## Spatial layout data

________________

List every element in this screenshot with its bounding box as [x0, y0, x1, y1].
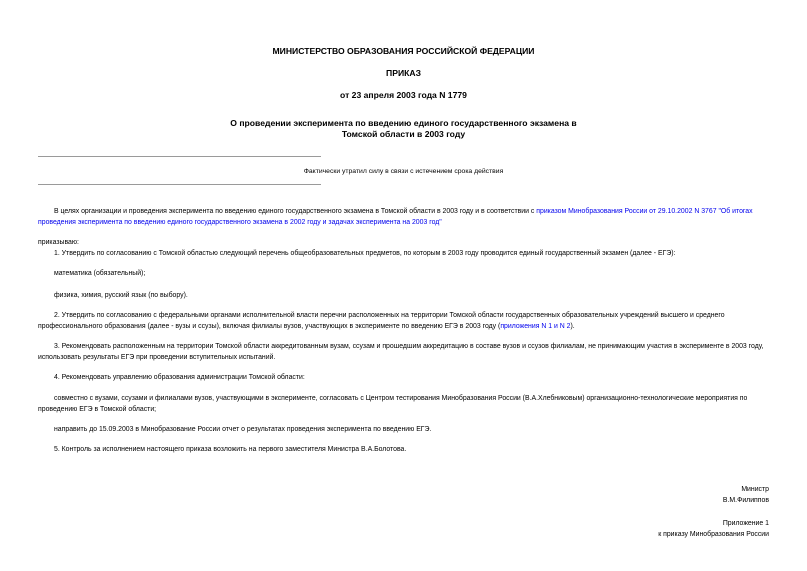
paragraph-1-item-a: математика (обязательный);: [54, 270, 146, 277]
ministry-heading: МИНИСТЕРСТВО ОБРАЗОВАНИЯ РОССИЙСКОЙ ФЕДЕРАЦИИ: [272, 46, 535, 56]
paragraph-2-text: 2. Утвердить по согласованию с федеральными органами исполнительной власти перечни расположенных на территории Томской области государственных образовательных учреждений высшего и среднего профессионального образования (далее - вузы и ссузы), включая филиалы вузов, участвующих в эксперименте по введению ЕГЭ в 2003 году (: [38, 312, 725, 330]
date-line: от 23 апреля 2003 года N 1779: [340, 90, 467, 100]
divider-top: [38, 156, 321, 157]
title-line-2: Томской области в 2003 году: [341, 129, 466, 139]
intro-text: В целях организации и проведения эксперимента по введению единого государственного экзамена в Томской области в 2003 году и в соответствии с: [54, 208, 537, 215]
paragraph-2: [38, 310, 769, 332]
appendix-ref: к приказу Минобразования России: [658, 531, 769, 538]
intro-paragraph: [38, 206, 769, 228]
paragraph-1: 1. Утвердить по согласованию с Томской областью следующий перечень общеобразовательных предметов, по которым в 2003 году проводится единый государственный экзамен (далее - ЕГЭ):: [54, 250, 676, 257]
paragraph-4-item-b: направить до 15.09.2003 в Минобразование России отчет о результатах проведения эксперимента по введению ЕГЭ.: [54, 426, 432, 433]
appendix-link[interactable]: приложения N 1 и N 2: [500, 323, 571, 330]
status-note: Фактически утратил силу в связи с истечением срока действия: [303, 168, 504, 175]
paragraph-4: 4. Рекомендовать управлению образования администрации Томской области:: [54, 374, 305, 381]
title-line-1: О проведении эксперимента по введению единого государственного экзамена в: [230, 118, 577, 128]
divider-bottom: [38, 184, 321, 185]
paragraph-3: [38, 341, 769, 363]
paragraph-4-item-a: [38, 393, 769, 415]
paragraph-4-item-a-text: совместно с вузами, ссузами и филиалами вузов, участвующими в эксперименте, согласовать с Центром тестирования Минобразования России (В.А.Хлебниковым) организационно-технологические мероприятия по проведению ЕГЭ в Томской области;: [38, 395, 748, 413]
appendix-label: Приложение 1: [722, 520, 769, 527]
paragraph-5: 5. Контроль за исполнением настоящего приказа возложить на первого заместителя Министра В.А.Болотова.: [54, 446, 407, 453]
order-reference-link[interactable]: приказом Минобразования России от 29.10.2002 N 3767 "Об итогах проведения эксперимента по введению единого государственного экзамена в 2002 году и задачах эксперимента на 2003 год": [38, 208, 753, 226]
signature-name: В.М.Филиппов: [722, 497, 769, 504]
order-word: приказываю:: [38, 239, 79, 246]
paragraph-3-text: 3. Рекомендовать расположенным на территории Томской области аккредитованным вузам, ссузам и прошедшим аккредитацию в составе вузов и ссузов филиалам, не принимающим участия в эксперименте в 2003 году, использовать результаты ЕГЭ при проведении вступительных испытаний.: [38, 343, 764, 361]
signature-position: Министр: [741, 486, 769, 493]
paragraph-2-end: ).: [570, 323, 575, 330]
paragraph-1-item-b: физика, химия, русский язык (по выбору).: [54, 292, 188, 299]
doc-type-heading: ПРИКАЗ: [386, 68, 421, 78]
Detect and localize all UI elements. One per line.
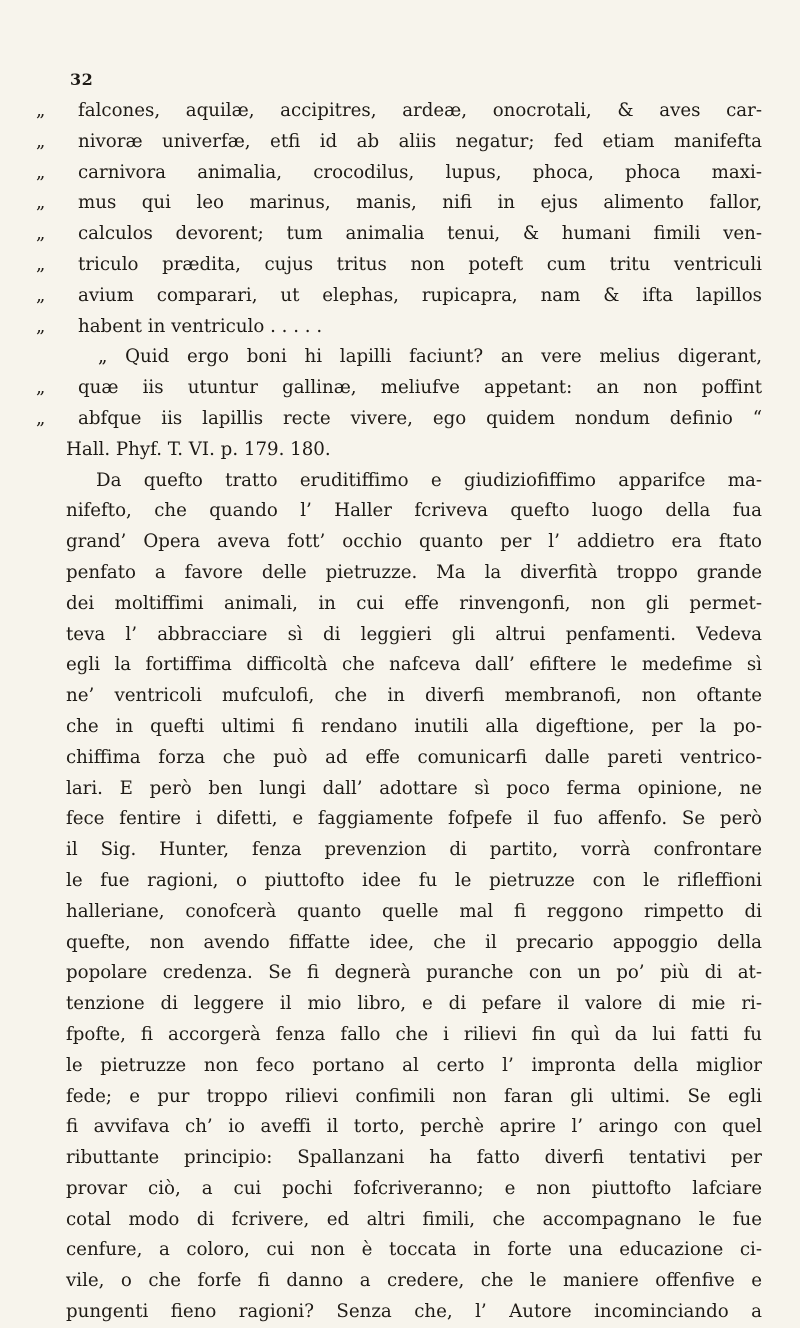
text-line <box>36 1082 762 1113</box>
page-number: 32 <box>70 70 94 89</box>
line-text: pungenti fieno ragioni? Senza che, l’ Autore incominciando a <box>66 1301 762 1323</box>
line-text: triculo prædita, cujus tritus non poteft cum tritu ventriculi <box>78 253 762 275</box>
text-line <box>36 589 762 620</box>
line-text: tenzione di leggere il mio libro, e di pefare il valore di mie ri- <box>66 993 762 1015</box>
text-line <box>36 281 762 312</box>
text-line <box>36 435 762 466</box>
text-line <box>36 866 762 897</box>
text-line <box>36 1143 762 1174</box>
text-line <box>36 1112 762 1143</box>
quote-mark: „ <box>36 192 46 214</box>
text-line <box>36 1205 762 1236</box>
line-text: nivoræ univerfæ, etfi id ab aliis negatur; fed etiam manifefta <box>78 130 762 152</box>
line-text: fece fentire i difetti, e faggiamente fofpefe il fuo affenfo. Se però <box>66 808 762 830</box>
line-text: provar ciò, a cui pochi fofcriveranno; e non piuttofto lafciare <box>66 1177 762 1199</box>
text-line <box>36 250 762 281</box>
text-line <box>36 127 762 158</box>
text-line <box>36 496 762 527</box>
line-text: grand’ Opera aveva fott’ occhio quanto per l’ addietro era ftato <box>66 531 762 553</box>
text-line <box>36 1051 762 1082</box>
text-line <box>36 1297 762 1328</box>
text-line <box>36 96 762 127</box>
text-line <box>36 558 762 589</box>
text-line <box>36 188 762 219</box>
line-text: ne’ ventricoli mufculofi, che in diverfi membranofi, non oftante <box>66 685 762 707</box>
line-text: dei moltiffimi animali, in cui effe rinvengonfi, non gli permet- <box>66 592 762 614</box>
text-line <box>36 342 762 373</box>
quote-mark: „ <box>36 100 46 121</box>
text-line <box>36 158 762 189</box>
text-body <box>36 96 762 1328</box>
quote-mark: „ <box>36 315 46 337</box>
line-text: vile, o che forfe fi danno a credere, che le maniere offenfive e <box>66 1270 762 1292</box>
quote-mark: „ <box>36 407 46 429</box>
line-text: fpofte, fi accorgerà fenza fallo che i rilievi fin quì da lui fatti fu <box>66 1023 762 1045</box>
line-text: le pietruzze non feco portano al certo l’ impronta della miglior <box>66 1054 762 1076</box>
line-text: Da quefto tratto eruditiffimo e giudiziofiffimo apparifce ma- <box>96 469 762 491</box>
line-text: popolare credenza. Se fi degnerà puranche con un po’ più di at- <box>66 962 762 984</box>
text-line <box>36 928 762 959</box>
text-line <box>36 989 762 1020</box>
text-line <box>36 1266 762 1297</box>
text-line <box>36 1020 762 1051</box>
text-line <box>36 774 762 805</box>
line-text: fi avvifava ch’ io aveffi il torto, perchè aprire l’ aringo con quel <box>66 1116 762 1138</box>
line-text: mus qui leo marinus, manis, nifi in ejus alimento fallor, <box>78 192 762 214</box>
line-text: teva l’ abbracciare sì di leggieri gli altrui penfamenti. Vedeva <box>66 623 762 645</box>
line-text: ributtante principio: Spallanzani ha fatto diverfi tentativi per <box>66 1147 762 1169</box>
line-text: „ Quid ergo boni hi lapilli faciunt? an vere melius digerant, <box>98 346 762 368</box>
quote-mark: „ <box>36 377 46 399</box>
text-line <box>36 373 762 404</box>
quote-mark: „ <box>36 130 46 152</box>
text-line <box>36 404 762 435</box>
text-line <box>36 219 762 250</box>
text-line <box>36 681 762 712</box>
line-text: quæ iis utuntur gallinæ, meliufve appetant: an non poffint <box>78 377 762 399</box>
text-line <box>36 958 762 989</box>
text-line <box>36 804 762 835</box>
line-text: egli la fortiffima difficoltà che nafceva dall’ efiftere le medefime sì <box>66 654 762 676</box>
line-text: penfato a favore delle pietruzze. Ma la diverfità troppo grande <box>66 561 762 583</box>
line-text: fede; e pur troppo rilievi confimili non faran gli ultimi. Se egli <box>66 1085 762 1107</box>
text-line <box>36 466 762 497</box>
text-line <box>36 1235 762 1266</box>
line-text: cotal modo di fcrivere, ed altri fimili, che accompagnano le fue <box>66 1208 762 1230</box>
line-text: quefte, non avendo fiffatte idee, che il precario appoggio della <box>66 931 762 953</box>
line-text: avium comparari, ut elephas, rupicapra, nam & ifta lapillos <box>78 284 762 306</box>
text-line <box>36 312 762 343</box>
text-line <box>36 527 762 558</box>
quote-mark: „ <box>36 253 46 275</box>
line-text: chiffima forza che può ad effe comunicarfi dalle pareti ventrico- <box>66 746 762 768</box>
text-line <box>36 897 762 928</box>
line-text: abfque iis lapillis recte vivere, ego quidem nondum definio “ <box>78 407 762 429</box>
quote-mark: „ <box>36 223 46 245</box>
line-text: cenfure, a coloro, cui non è toccata in forte una educazione ci- <box>66 1239 762 1261</box>
text-line <box>36 620 762 651</box>
text-line <box>36 835 762 866</box>
line-text: falcones, aquilæ, accipitres, ardeæ, onocrotali, & aves car- <box>78 100 762 121</box>
line-text: lari. E però ben lungi dall’ adottare sì poco ferma opinione, ne <box>66 777 762 799</box>
text-line <box>36 1174 762 1205</box>
quote-mark: „ <box>36 161 46 183</box>
line-text: Hall. Phyf. T. VI. p. 179. 180. <box>66 438 331 460</box>
text-line <box>36 650 762 681</box>
quote-mark: „ <box>36 284 46 306</box>
line-text: nifefto, che quando l’ Haller fcriveva quefto luogo della fua <box>66 500 762 522</box>
line-text: halleriane, conofcerà quanto quelle mal fi reggono rimpetto di <box>66 900 762 922</box>
text-line <box>36 712 762 743</box>
line-text: il Sig. Hunter, fenza prevenzion di partito, vorrà confrontare <box>66 839 762 861</box>
line-text: habent in ventriculo . . . . . <box>78 315 323 337</box>
line-text: carnivora animalia, crocodilus, lupus, phoca, phoca maxi- <box>78 161 762 183</box>
text-line <box>36 743 762 774</box>
line-text: calculos devorent; tum animalia tenui, & humani fimili ven- <box>78 223 762 245</box>
line-text: che in quefti ultimi fi rendano inutili alla digeftione, per la po- <box>66 715 762 737</box>
line-text: le fue ragioni, o piuttofto idee fu le pietruzze con le rifleffioni <box>66 869 762 891</box>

________________

Rewrite everything from the line containing "270, 146, 277]" down to the line containing "appendix-link[interactable]: приложения N", both included, as a JSON list of strings with one string per line and blank lines left out.

## The answer
[
  "paragraph-1-item-a: математика (обязательный);: [54, 270, 146, 277]",
  "ministry-heading: МИНИСТЕРСТВО ОБРАЗОВАНИЯ РОССИЙСКОЙ ФЕДЕРАЦИИ: [272, 46, 535, 56]",
  "paragraph-2-text: 2. Утвердить по согласованию с федеральными органами исполнительной власти перечни расположенных на территории Томской области государственных образовательных учреждений высшего и среднего профессионального образования (далее - вузы и ссузы), включая филиалы вузов, участвующих в эксперименте по введению ЕГЭ в 2003 году (: [38, 312, 725, 330]",
  "date-line: от 23 апреля 2003 года N 1779: [340, 90, 467, 100]",
  "divider-top: [38, 156, 321, 157]",
  "title-line-2: Томской области в 2003 году: [341, 129, 466, 139]",
  "intro-text: В целях организации и проведения эксперимента по введению единого государственного экзамена в Томской области в 2003 году и в соответствии с: [54, 208, 537, 215]",
  "paragraph-2: [38, 310, 769, 332]",
  "appendix-ref: к приказу Минобразования России: [658, 531, 769, 538]",
  "intro-paragraph: [38, 206, 769, 228]",
  "paragraph-1: 1. Утвердить по согласованию с Томской областью следующий перечень общеобразовательных предметов, по которым в 2003 году проводится единый государственный экзамен (далее - ЕГЭ):: [54, 250, 676, 257]",
  "paragraph-4-item-b: направить до 15.09.2003 в Минобразование России отчет о результатах проведения эксперимента по введению ЕГЭ.: [54, 426, 432, 433]",
  "appendix-link[interactable]: приложения N 1 и N 2: [500, 323, 571, 330]"
]